The task: Tally the lines in the following entries that include the word "UNICAMP"; state only the total.

***** Supplied records *****

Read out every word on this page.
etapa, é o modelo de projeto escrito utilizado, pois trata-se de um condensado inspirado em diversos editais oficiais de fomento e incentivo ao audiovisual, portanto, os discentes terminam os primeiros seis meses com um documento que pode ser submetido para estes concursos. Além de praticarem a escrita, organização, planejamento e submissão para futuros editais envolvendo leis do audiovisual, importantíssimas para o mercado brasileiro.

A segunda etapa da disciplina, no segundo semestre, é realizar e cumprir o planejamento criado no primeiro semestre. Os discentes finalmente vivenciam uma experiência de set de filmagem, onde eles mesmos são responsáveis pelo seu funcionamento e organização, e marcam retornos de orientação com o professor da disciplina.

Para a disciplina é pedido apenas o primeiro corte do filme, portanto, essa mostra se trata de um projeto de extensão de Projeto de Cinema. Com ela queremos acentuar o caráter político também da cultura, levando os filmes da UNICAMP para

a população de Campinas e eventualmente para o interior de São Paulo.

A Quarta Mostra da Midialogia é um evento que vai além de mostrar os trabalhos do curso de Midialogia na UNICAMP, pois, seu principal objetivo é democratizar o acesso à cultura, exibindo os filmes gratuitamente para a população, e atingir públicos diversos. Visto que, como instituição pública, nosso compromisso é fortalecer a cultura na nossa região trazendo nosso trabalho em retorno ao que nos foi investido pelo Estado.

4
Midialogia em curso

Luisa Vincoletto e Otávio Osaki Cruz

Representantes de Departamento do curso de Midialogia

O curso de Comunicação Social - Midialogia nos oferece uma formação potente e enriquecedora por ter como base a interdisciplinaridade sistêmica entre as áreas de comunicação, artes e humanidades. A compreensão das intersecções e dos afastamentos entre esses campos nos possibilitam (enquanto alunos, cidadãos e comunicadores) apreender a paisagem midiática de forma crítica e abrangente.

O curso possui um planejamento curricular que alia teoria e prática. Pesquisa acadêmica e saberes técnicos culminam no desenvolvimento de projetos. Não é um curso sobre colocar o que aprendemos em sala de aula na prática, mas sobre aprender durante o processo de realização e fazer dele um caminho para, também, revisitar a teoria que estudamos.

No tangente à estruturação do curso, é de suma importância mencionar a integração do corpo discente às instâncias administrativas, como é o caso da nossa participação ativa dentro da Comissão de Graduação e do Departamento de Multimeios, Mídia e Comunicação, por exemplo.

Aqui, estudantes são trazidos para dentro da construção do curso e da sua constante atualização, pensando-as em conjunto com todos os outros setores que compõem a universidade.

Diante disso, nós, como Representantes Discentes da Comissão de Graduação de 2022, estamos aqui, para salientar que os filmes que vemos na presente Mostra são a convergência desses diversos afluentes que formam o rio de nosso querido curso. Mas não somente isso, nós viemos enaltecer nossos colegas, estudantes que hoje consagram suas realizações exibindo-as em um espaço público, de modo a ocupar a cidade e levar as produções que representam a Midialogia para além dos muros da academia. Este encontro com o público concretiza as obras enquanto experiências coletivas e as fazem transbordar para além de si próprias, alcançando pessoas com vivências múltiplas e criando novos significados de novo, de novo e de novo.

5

*****
***** Supplied records *****

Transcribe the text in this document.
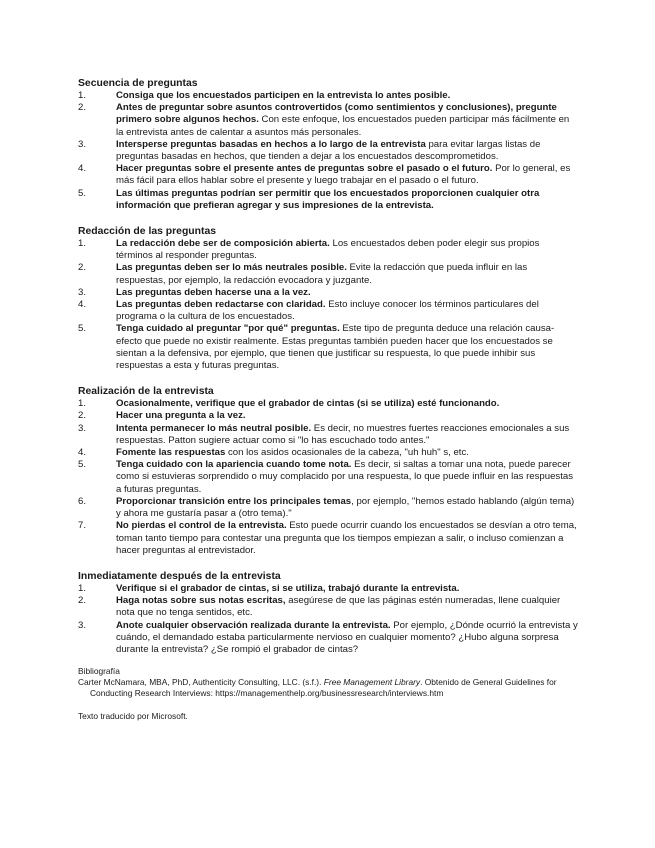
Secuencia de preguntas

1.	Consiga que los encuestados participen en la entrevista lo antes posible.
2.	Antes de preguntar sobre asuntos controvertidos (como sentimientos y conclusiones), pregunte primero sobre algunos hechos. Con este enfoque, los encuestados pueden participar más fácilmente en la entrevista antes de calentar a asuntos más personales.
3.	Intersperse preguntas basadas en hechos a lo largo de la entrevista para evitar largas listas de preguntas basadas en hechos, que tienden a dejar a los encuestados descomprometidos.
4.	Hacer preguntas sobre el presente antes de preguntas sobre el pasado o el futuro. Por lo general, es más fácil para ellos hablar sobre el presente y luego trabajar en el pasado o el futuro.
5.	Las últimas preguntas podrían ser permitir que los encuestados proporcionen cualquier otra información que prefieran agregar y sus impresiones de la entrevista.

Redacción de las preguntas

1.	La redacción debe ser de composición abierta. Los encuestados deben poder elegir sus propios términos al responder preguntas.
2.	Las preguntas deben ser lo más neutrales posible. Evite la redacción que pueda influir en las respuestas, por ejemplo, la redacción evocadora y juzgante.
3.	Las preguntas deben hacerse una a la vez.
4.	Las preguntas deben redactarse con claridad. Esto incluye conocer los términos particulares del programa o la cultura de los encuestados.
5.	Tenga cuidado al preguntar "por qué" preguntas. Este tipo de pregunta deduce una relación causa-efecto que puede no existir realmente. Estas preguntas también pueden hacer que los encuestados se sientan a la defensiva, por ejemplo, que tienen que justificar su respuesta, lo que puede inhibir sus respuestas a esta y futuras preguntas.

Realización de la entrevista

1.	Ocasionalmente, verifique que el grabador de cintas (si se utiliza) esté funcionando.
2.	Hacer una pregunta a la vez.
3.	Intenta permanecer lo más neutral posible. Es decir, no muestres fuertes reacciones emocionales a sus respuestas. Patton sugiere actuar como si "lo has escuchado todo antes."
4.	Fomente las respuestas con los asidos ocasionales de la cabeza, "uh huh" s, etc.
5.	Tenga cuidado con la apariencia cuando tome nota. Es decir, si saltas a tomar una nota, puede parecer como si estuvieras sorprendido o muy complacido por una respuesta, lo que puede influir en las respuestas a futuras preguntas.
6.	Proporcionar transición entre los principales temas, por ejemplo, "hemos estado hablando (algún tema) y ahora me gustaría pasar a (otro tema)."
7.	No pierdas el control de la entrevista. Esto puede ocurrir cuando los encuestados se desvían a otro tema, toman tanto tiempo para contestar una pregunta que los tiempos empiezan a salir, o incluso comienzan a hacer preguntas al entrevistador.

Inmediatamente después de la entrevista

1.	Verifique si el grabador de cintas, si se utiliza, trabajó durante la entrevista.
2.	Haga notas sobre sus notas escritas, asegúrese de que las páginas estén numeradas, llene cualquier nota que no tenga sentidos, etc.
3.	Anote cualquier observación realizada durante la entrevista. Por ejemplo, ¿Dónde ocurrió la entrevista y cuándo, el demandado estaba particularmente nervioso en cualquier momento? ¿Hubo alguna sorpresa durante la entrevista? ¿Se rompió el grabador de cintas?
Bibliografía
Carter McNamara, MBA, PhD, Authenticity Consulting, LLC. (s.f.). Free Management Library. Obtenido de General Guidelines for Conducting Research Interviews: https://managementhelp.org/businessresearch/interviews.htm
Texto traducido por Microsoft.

*****
***** Supplied records *****

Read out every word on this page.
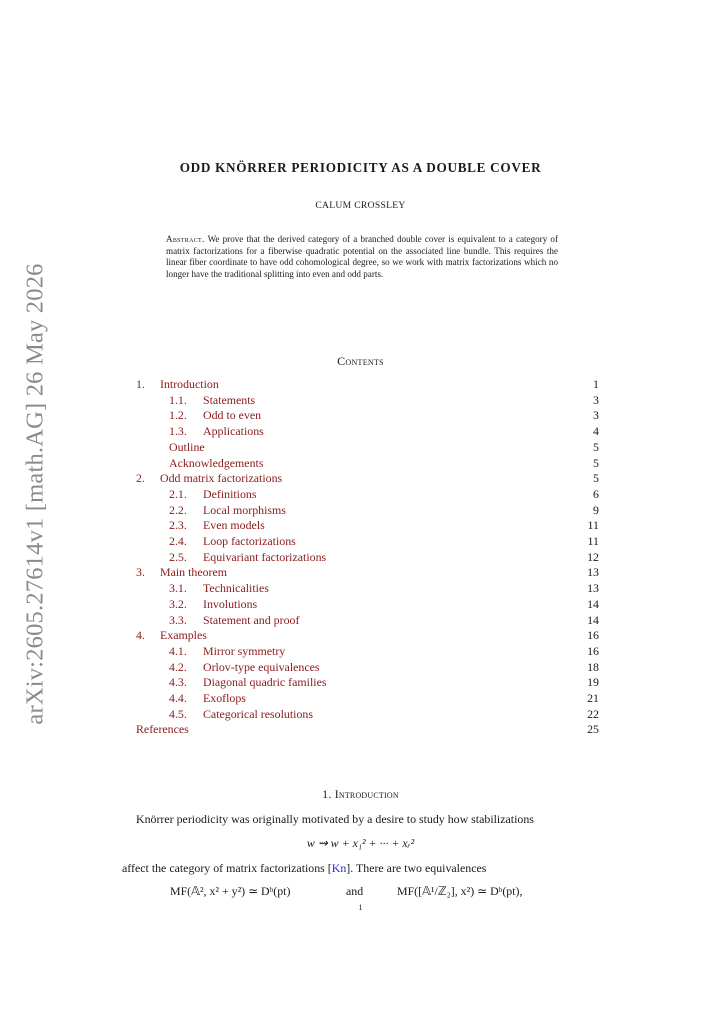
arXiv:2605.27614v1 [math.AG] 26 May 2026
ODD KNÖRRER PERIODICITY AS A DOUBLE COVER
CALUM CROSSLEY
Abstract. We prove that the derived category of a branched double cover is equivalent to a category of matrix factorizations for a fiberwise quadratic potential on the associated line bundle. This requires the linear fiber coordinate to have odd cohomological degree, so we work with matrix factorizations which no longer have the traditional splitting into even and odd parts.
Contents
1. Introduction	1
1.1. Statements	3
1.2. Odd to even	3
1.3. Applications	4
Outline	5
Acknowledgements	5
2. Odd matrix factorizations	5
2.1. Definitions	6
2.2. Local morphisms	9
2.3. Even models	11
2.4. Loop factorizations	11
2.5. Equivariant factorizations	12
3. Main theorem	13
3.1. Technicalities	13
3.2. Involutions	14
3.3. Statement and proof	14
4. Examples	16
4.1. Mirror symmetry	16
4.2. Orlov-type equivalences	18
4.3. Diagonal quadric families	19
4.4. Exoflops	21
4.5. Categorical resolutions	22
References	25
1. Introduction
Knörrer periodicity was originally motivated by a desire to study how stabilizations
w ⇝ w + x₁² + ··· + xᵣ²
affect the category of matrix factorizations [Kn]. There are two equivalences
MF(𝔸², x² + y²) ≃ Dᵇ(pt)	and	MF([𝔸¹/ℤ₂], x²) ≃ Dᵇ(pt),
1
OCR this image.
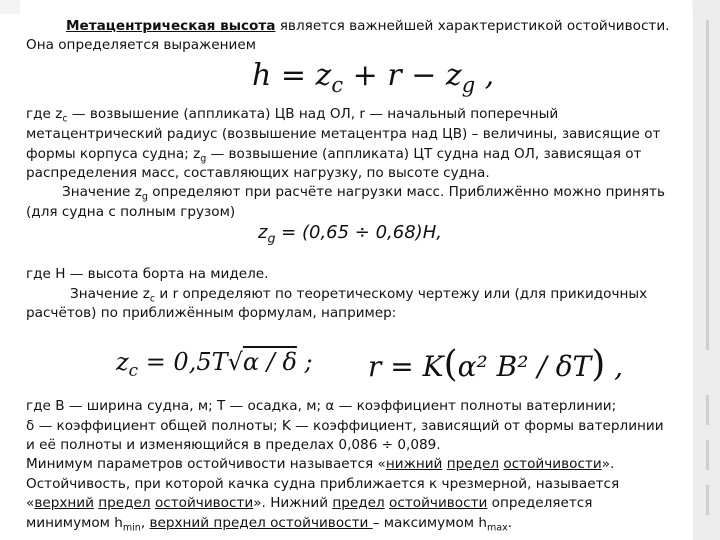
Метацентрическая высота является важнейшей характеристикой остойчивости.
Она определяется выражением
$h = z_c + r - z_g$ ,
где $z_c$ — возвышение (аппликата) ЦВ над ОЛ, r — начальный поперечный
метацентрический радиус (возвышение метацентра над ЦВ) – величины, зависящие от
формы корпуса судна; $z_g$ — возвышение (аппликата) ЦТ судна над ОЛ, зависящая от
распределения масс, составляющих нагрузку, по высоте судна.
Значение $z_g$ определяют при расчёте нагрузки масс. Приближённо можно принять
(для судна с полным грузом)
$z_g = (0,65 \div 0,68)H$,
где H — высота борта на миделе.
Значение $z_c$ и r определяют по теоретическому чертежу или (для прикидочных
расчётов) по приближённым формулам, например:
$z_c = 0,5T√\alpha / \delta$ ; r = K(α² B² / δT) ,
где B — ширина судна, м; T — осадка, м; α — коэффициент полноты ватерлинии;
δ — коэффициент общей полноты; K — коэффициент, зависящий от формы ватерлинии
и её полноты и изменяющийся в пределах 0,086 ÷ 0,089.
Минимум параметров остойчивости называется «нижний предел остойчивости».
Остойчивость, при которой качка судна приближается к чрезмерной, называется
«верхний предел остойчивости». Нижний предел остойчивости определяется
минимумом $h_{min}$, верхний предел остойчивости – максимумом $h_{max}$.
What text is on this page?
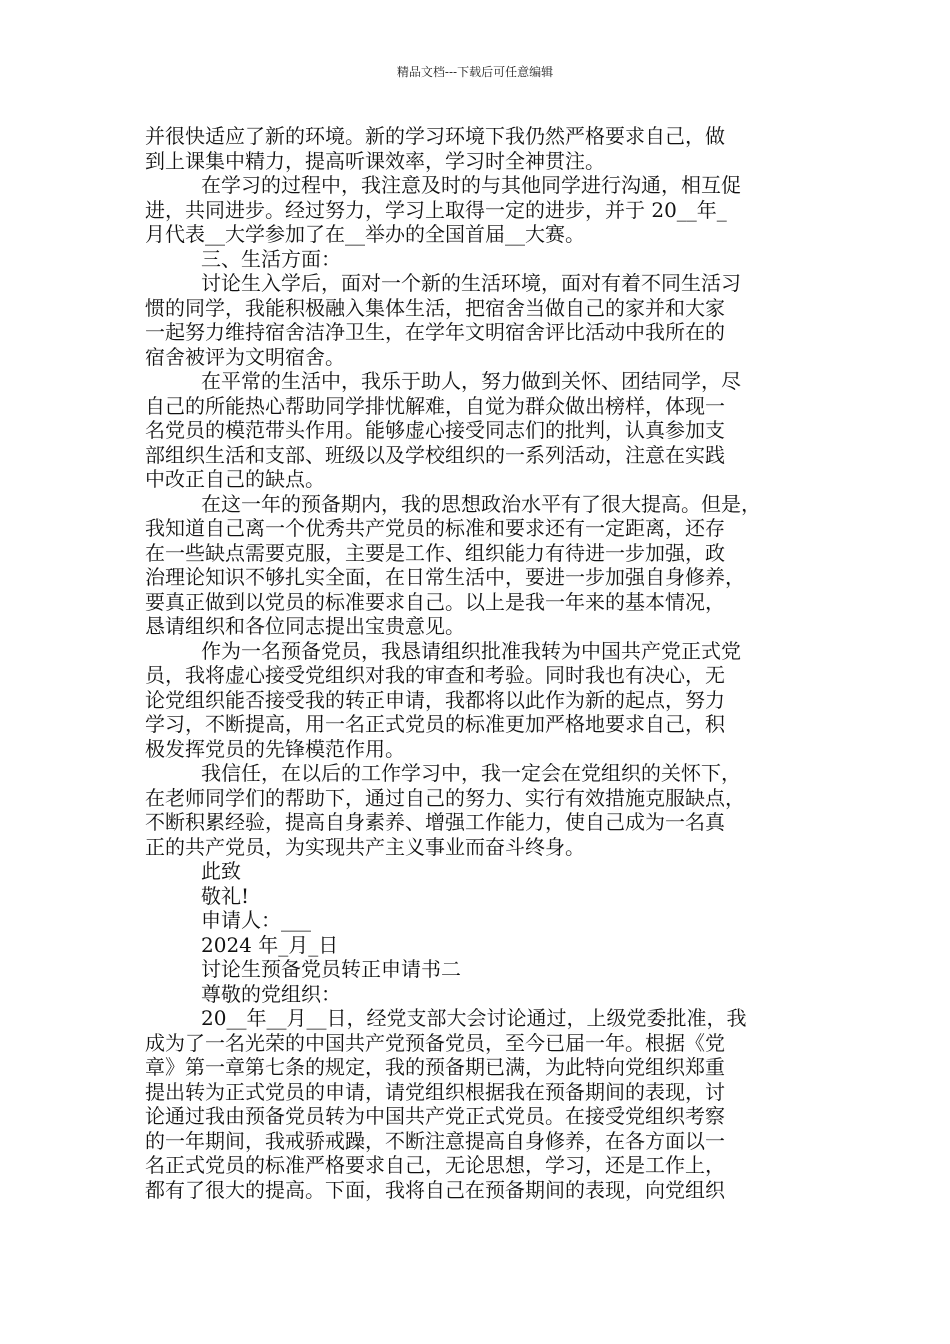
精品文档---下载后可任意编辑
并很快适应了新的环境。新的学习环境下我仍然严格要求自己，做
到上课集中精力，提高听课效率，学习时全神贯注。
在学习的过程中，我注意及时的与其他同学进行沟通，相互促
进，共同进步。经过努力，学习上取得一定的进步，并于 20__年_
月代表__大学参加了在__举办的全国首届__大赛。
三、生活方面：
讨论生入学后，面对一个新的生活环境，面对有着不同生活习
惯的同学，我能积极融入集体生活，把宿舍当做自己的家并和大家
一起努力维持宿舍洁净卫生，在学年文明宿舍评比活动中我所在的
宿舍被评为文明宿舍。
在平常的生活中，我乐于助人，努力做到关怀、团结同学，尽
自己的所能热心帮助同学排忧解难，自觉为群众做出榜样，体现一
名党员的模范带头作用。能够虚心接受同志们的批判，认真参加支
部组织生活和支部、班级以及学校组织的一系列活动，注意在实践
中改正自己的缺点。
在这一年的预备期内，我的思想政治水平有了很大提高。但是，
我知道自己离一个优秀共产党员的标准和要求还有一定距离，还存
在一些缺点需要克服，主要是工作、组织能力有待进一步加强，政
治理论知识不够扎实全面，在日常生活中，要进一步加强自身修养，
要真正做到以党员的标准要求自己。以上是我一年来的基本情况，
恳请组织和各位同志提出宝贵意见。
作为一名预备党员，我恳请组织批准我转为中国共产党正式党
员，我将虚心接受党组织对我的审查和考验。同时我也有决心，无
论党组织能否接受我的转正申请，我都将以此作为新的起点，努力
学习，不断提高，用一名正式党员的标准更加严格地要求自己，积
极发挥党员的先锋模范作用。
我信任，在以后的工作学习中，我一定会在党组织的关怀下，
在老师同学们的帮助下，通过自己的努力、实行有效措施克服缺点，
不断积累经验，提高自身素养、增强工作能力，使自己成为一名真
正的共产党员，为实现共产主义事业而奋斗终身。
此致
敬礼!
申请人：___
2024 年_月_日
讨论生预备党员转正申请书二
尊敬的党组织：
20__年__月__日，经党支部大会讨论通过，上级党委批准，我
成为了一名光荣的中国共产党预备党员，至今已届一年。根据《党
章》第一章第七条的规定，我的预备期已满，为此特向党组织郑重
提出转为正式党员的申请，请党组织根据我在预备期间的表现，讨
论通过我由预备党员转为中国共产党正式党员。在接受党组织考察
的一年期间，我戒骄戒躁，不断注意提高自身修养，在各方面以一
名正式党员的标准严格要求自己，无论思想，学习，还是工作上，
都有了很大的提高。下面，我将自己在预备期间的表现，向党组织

*****

Solution to this exercise: 2